__WORK INSTRUCTIONS__
Among the lines of this listing, determine how many contain the string "Номер". Answer with the number only.

──────────

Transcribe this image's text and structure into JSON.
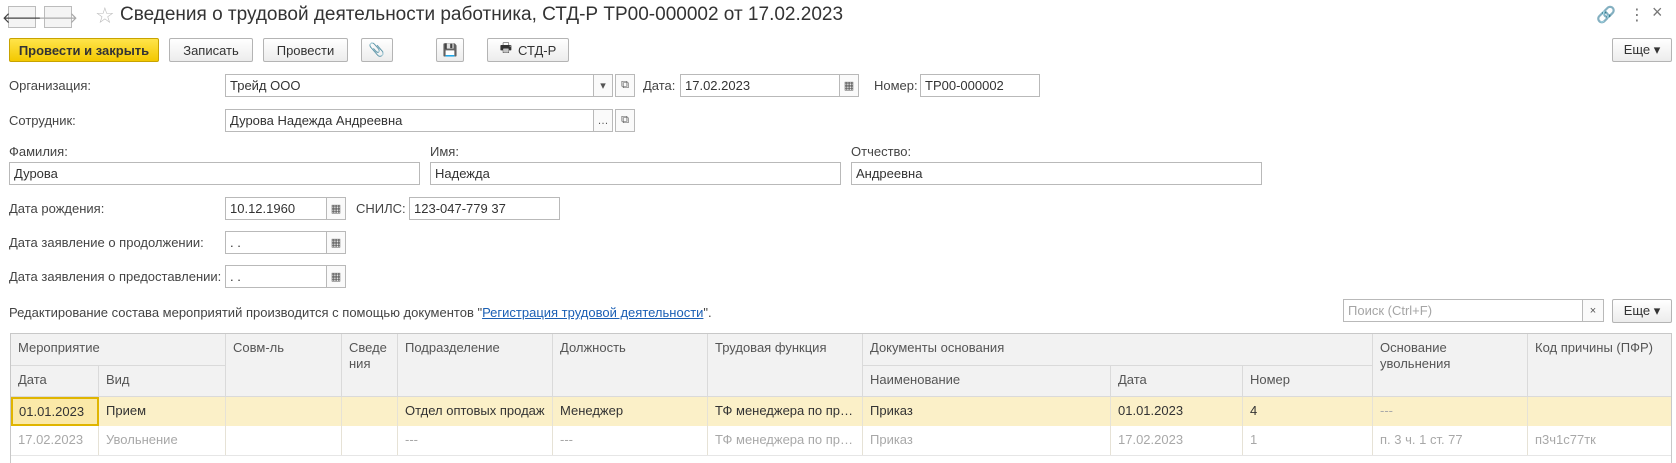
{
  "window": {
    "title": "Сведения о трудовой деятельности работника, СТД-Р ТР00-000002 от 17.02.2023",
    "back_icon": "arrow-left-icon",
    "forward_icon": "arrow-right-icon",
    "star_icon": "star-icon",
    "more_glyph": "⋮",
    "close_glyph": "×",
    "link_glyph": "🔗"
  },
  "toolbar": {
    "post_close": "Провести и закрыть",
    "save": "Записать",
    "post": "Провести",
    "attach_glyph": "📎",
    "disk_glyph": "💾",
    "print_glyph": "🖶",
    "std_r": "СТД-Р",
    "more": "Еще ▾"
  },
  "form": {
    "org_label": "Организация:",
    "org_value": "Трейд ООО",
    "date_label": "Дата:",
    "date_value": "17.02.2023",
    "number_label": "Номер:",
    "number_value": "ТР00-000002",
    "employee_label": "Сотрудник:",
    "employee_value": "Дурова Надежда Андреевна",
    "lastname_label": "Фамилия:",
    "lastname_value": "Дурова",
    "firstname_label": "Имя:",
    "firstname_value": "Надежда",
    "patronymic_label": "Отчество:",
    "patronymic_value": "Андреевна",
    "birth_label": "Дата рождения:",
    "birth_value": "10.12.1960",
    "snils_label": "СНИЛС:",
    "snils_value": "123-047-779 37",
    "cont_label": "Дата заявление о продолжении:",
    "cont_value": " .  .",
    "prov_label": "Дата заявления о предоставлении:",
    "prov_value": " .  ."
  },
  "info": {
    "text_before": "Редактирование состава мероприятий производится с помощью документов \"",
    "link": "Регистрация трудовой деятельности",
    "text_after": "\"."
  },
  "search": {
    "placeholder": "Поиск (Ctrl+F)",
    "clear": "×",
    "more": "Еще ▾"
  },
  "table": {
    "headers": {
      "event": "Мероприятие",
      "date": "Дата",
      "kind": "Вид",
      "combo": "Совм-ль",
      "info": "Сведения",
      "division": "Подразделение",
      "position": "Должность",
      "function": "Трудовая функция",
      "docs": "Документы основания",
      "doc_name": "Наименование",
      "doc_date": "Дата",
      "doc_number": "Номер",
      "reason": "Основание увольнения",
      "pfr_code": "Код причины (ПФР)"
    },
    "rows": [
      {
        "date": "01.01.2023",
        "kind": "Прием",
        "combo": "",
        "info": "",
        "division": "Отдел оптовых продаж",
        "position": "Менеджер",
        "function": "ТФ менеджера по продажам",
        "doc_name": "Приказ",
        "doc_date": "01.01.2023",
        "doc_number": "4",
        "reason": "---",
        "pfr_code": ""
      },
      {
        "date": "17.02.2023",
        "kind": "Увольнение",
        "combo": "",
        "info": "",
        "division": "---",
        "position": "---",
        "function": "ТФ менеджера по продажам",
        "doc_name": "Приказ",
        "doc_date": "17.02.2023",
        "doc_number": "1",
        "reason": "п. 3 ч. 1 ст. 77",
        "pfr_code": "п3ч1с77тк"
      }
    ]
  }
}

──────────

__RESPONSE BELOW__
2